> _TASK REQUIREMENTS_: Pull out from the material below all lines with "Wire".

Figure record extracts:
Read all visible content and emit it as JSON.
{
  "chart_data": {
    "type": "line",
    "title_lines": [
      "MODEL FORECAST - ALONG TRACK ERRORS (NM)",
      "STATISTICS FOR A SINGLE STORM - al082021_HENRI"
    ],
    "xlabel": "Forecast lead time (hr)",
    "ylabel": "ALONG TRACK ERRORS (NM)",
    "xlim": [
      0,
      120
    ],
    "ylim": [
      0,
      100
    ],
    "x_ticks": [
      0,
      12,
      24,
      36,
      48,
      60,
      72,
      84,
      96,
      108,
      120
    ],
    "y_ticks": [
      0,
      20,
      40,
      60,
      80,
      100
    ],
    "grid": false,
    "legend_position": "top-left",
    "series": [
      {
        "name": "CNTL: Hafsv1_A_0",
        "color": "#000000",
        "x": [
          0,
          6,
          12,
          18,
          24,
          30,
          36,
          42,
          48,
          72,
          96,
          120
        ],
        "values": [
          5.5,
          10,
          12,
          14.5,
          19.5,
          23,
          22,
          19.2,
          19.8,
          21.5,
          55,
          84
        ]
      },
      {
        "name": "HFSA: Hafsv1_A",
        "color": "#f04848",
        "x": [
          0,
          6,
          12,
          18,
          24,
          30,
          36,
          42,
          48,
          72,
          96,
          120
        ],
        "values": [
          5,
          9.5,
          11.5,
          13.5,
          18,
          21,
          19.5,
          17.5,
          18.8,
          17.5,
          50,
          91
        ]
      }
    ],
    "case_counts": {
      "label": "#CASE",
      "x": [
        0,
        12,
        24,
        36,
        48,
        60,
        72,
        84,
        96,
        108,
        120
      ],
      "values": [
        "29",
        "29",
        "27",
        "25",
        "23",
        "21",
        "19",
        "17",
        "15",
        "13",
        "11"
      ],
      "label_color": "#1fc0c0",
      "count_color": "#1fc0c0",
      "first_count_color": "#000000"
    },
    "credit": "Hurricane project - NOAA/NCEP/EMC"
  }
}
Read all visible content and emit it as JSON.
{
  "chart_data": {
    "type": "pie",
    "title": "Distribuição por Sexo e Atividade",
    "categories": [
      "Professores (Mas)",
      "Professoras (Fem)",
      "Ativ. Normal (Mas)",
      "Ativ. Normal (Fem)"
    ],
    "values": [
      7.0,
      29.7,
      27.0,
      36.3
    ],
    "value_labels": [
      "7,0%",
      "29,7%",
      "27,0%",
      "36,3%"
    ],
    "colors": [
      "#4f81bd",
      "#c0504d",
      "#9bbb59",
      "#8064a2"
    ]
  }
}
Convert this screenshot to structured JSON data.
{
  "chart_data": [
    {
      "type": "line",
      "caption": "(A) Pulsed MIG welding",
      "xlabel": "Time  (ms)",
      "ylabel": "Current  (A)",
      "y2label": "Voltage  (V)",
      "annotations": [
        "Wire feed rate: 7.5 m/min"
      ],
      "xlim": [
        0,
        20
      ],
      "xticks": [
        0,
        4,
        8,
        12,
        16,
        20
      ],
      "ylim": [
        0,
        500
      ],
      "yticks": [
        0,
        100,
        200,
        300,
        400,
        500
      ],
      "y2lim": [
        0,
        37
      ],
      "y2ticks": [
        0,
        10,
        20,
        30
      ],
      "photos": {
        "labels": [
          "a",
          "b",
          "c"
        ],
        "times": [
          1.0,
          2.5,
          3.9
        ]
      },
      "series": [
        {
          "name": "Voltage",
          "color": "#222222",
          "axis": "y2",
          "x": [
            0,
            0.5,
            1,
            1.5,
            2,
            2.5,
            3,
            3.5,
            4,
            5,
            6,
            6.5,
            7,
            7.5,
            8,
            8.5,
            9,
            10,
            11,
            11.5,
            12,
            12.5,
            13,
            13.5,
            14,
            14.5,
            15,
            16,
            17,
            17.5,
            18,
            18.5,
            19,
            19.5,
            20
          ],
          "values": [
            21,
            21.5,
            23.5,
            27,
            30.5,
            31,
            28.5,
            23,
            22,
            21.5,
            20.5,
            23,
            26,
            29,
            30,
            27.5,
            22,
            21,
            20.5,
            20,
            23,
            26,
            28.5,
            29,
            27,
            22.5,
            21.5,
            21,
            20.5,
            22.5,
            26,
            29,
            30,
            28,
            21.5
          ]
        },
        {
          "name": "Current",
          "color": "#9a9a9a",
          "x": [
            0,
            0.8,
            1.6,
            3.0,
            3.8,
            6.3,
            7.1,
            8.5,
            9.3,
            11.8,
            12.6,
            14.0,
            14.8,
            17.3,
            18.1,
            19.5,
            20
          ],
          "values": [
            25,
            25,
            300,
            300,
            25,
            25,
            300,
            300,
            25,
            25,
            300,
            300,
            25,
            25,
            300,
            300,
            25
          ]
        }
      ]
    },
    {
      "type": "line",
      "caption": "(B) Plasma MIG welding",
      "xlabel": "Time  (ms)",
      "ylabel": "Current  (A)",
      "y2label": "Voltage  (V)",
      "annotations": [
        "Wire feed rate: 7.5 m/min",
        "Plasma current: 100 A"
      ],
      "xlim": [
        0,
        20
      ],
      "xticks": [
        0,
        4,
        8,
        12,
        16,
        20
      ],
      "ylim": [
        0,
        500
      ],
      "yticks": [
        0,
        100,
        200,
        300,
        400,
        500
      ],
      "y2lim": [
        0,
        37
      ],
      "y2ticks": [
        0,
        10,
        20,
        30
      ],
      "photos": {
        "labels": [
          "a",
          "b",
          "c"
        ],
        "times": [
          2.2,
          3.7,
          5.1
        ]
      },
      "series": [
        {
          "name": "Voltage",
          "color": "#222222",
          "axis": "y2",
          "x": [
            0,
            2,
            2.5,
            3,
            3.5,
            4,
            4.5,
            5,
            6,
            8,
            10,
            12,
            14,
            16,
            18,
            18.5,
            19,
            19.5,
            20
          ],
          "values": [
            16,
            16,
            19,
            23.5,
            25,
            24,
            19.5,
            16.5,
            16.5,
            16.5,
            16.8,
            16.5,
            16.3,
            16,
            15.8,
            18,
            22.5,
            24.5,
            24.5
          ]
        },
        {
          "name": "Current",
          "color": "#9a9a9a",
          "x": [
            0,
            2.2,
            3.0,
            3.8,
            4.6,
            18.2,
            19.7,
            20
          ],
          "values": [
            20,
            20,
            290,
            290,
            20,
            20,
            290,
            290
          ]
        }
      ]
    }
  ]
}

> _COMPLETED EXERCISE_:
        "Wire feed rate: 7.5 m/min"
        "Wire feed rate: 7.5 m/min",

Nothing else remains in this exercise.